- EXERCISE:
Filter the entries that follow, copying every line in which the word "Name" appears.

- EXERCISE INPUTS:
====
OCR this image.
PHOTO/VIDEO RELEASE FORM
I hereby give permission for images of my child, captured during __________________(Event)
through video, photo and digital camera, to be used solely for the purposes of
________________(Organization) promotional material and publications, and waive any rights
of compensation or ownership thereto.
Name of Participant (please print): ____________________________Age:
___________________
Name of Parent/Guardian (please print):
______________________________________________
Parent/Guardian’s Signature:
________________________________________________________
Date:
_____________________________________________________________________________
====
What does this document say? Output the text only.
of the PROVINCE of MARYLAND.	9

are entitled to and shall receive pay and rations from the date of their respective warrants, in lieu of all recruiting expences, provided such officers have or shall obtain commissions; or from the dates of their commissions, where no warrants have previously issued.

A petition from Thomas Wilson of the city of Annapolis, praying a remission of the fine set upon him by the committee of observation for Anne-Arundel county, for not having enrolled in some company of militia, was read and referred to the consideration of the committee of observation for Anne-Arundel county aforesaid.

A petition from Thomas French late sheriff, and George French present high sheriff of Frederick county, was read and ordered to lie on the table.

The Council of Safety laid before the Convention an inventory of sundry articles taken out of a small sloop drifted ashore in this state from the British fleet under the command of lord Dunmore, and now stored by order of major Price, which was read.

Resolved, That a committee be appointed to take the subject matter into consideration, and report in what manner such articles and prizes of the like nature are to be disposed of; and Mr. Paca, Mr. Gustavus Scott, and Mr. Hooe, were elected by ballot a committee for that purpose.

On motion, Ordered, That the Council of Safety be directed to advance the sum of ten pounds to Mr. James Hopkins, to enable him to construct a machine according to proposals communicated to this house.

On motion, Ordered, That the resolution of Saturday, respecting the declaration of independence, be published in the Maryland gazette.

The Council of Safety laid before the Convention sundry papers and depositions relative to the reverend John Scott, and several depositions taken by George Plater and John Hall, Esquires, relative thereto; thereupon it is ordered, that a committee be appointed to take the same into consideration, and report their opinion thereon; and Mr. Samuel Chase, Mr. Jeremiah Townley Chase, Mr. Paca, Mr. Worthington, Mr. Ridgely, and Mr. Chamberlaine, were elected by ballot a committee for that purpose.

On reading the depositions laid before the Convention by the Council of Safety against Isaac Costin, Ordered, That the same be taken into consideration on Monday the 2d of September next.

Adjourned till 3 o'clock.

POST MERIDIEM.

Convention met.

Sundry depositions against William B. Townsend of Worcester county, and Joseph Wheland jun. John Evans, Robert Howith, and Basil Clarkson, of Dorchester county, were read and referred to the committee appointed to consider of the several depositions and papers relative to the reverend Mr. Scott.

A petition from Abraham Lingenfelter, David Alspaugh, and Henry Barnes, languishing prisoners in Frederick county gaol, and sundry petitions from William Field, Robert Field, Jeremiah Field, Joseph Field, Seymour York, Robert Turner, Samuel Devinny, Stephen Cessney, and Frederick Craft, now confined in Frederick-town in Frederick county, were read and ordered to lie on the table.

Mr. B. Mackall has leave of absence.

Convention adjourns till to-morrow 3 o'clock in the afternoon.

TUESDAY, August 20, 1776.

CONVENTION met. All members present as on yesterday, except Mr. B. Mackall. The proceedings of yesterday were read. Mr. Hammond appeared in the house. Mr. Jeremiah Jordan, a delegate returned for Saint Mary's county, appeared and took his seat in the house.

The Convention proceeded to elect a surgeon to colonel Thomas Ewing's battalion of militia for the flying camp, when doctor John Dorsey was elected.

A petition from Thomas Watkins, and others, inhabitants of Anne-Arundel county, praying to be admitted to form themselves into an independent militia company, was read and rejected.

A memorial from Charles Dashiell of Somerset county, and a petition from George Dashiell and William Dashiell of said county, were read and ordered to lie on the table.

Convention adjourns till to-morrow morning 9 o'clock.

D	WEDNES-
====
- WRITTEN ANSWER:
Name of Participant (please print): ____________________________Age:
Name of Parent/Guardian (please print):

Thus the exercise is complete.